_Task instructions_: Write out verbatim the lines of the records, starting at the line containing "x-axis-label: Lubricantes y" and ending at the line containing "row-band bbox=[33, 291, 655, 335]", both lines included.

_Provided entries_:
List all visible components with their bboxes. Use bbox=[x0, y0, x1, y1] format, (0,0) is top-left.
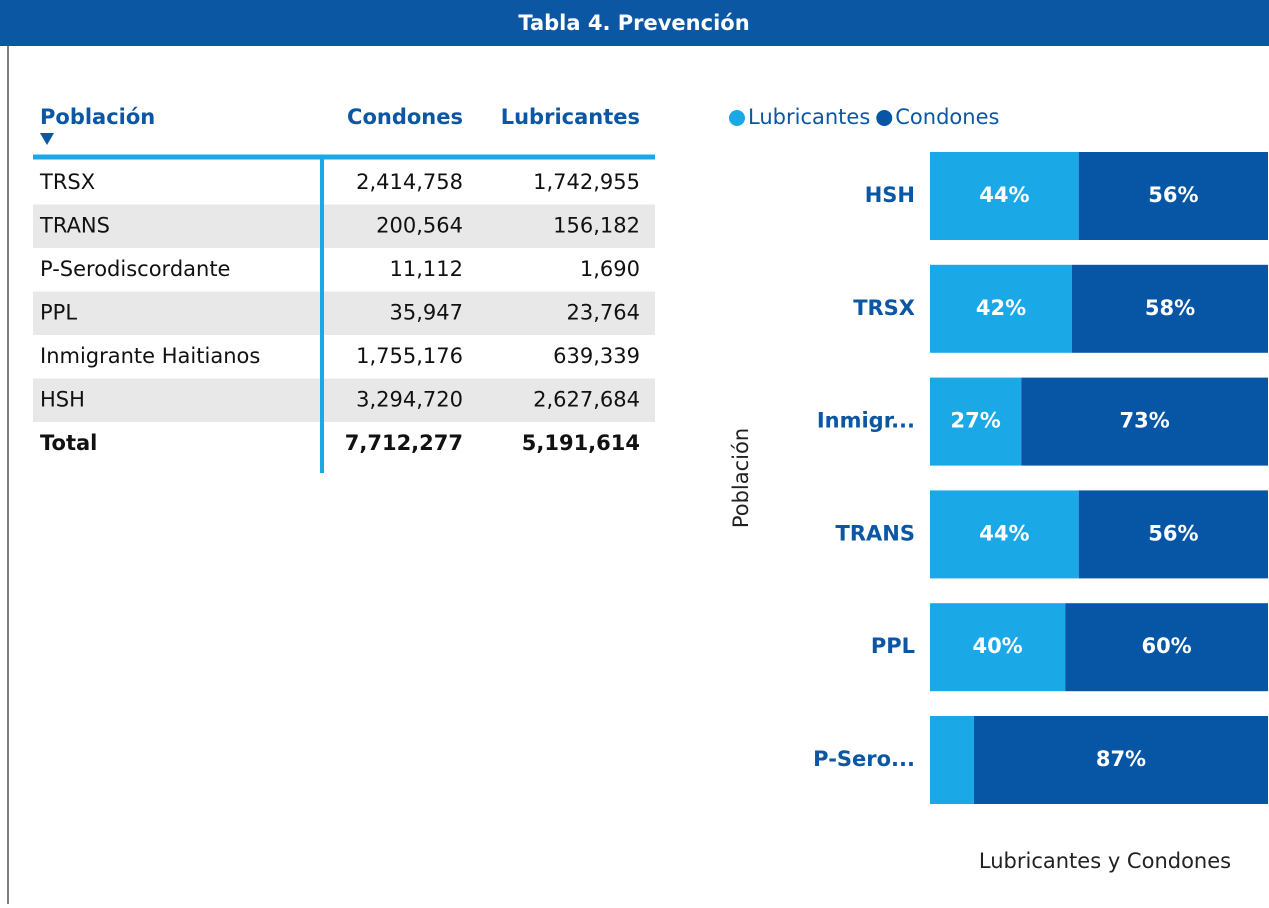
x-axis-label: Lubricantes y Condones bbox=[979, 849, 1231, 873]
table-cell: HSH bbox=[40, 387, 85, 411]
row-band bbox=[33, 204, 655, 248]
legend-marker bbox=[876, 110, 893, 126]
y-axis-label: Población bbox=[729, 428, 753, 528]
bar-segment bbox=[1021, 377, 1268, 466]
bar-segment bbox=[930, 716, 974, 804]
table-cell: P-Serodiscordante bbox=[40, 257, 230, 281]
legend-label: Condones bbox=[895, 105, 999, 129]
table-cell: 1,690 bbox=[580, 257, 640, 281]
data-label: 27% bbox=[950, 409, 1000, 433]
bar-segment bbox=[930, 377, 1022, 466]
table-cell: 1,755,176 bbox=[356, 344, 463, 368]
table-cell: PPL bbox=[40, 300, 77, 324]
sort-indicator bbox=[40, 133, 54, 145]
legend-label: Lubricantes bbox=[748, 105, 870, 129]
category-label: HSH bbox=[865, 183, 915, 207]
data-label: 56% bbox=[1148, 183, 1198, 207]
table-cell: 35,947 bbox=[390, 300, 463, 324]
bar-segment bbox=[930, 490, 1079, 579]
table-cell: TRANS bbox=[39, 213, 110, 237]
data-label: 60% bbox=[1141, 634, 1191, 658]
bar-segment bbox=[973, 716, 1268, 804]
bar-segment bbox=[1078, 152, 1268, 240]
bar-segment bbox=[1065, 603, 1268, 692]
row-band bbox=[33, 291, 655, 335]
column-header: Lubricantes bbox=[501, 105, 640, 129]
table-cell: 23,764 bbox=[567, 300, 640, 324]
legend-marker bbox=[729, 110, 745, 126]
table-cell: 11,112 bbox=[390, 257, 463, 281]
total-cell: 7,712,277 bbox=[345, 431, 463, 455]
table-cell: 2,414,758 bbox=[356, 170, 463, 194]
bar-segment bbox=[1078, 490, 1268, 579]
bar-segment bbox=[930, 264, 1072, 353]
table-cell: TRSX bbox=[39, 170, 95, 194]
data-label: 87% bbox=[1096, 747, 1146, 771]
data-label: 44% bbox=[979, 183, 1029, 207]
header-title: Tabla 4. Prevención bbox=[518, 11, 749, 35]
bar-segment bbox=[930, 152, 1079, 240]
table-cell: 2,627,684 bbox=[533, 387, 640, 411]
table-cell: 1,742,955 bbox=[533, 170, 640, 194]
bar-segment bbox=[930, 603, 1066, 692]
bar-segment bbox=[1071, 264, 1268, 353]
table-cell: 156,182 bbox=[553, 213, 640, 237]
category-label: TRSX bbox=[853, 296, 915, 320]
table-cell: 639,339 bbox=[553, 344, 640, 368]
table-cell: Inmigrante Haitianos bbox=[40, 344, 260, 368]
category-label: PPL bbox=[871, 634, 915, 658]
data-label: 73% bbox=[1119, 409, 1169, 433]
category-label: Inmigr... bbox=[817, 409, 915, 433]
data-label: 58% bbox=[1145, 296, 1195, 320]
category-label: TRANS bbox=[836, 521, 915, 545]
data-label: 56% bbox=[1148, 521, 1198, 545]
data-label: 44% bbox=[979, 521, 1029, 545]
data-label: 40% bbox=[972, 634, 1022, 658]
header-bar bbox=[0, 0, 1269, 46]
row-band bbox=[33, 378, 655, 422]
column-header: Población bbox=[40, 105, 155, 129]
data-label: 42% bbox=[976, 296, 1026, 320]
category-label: P-Sero... bbox=[813, 747, 915, 771]
table-cell: 200,564 bbox=[376, 213, 463, 237]
total-cell: Total bbox=[40, 431, 97, 455]
table-cell: 3,294,720 bbox=[356, 387, 463, 411]
column-header: Condones bbox=[347, 105, 463, 129]
total-cell: 5,191,614 bbox=[522, 431, 640, 455]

_Result_:
x-axis-label: Lubricantes y Condones bbox=[979, 849, 1231, 873]
table-cell: HSH bbox=[40, 387, 85, 411]
row-band bbox=[33, 204, 655, 248]
legend-marker bbox=[876, 110, 893, 126]
y-axis-label: Población bbox=[729, 428, 753, 528]
bar-segment bbox=[1021, 377, 1268, 466]
bar-segment bbox=[930, 716, 974, 804]
table-cell: P-Serodiscordante bbox=[40, 257, 230, 281]
legend-label: Condones bbox=[895, 105, 999, 129]
table-cell: 1,690 bbox=[580, 257, 640, 281]
data-label: 27% bbox=[950, 409, 1000, 433]
bar-segment bbox=[930, 377, 1022, 466]
table-cell: 1,755,176 bbox=[356, 344, 463, 368]
table-cell: PPL bbox=[40, 300, 77, 324]
sort-indicator bbox=[40, 133, 54, 145]
legend-label: Lubricantes bbox=[748, 105, 870, 129]
category-label: HSH bbox=[865, 183, 915, 207]
data-label: 56% bbox=[1148, 183, 1198, 207]
table-cell: 35,947 bbox=[390, 300, 463, 324]
bar-segment bbox=[930, 490, 1079, 579]
table-cell: TRANS bbox=[39, 213, 110, 237]
data-label: 60% bbox=[1141, 634, 1191, 658]
bar-segment bbox=[973, 716, 1268, 804]
bar-segment bbox=[1078, 152, 1268, 240]
bar-segment bbox=[1065, 603, 1268, 692]
row-band bbox=[33, 291, 655, 335]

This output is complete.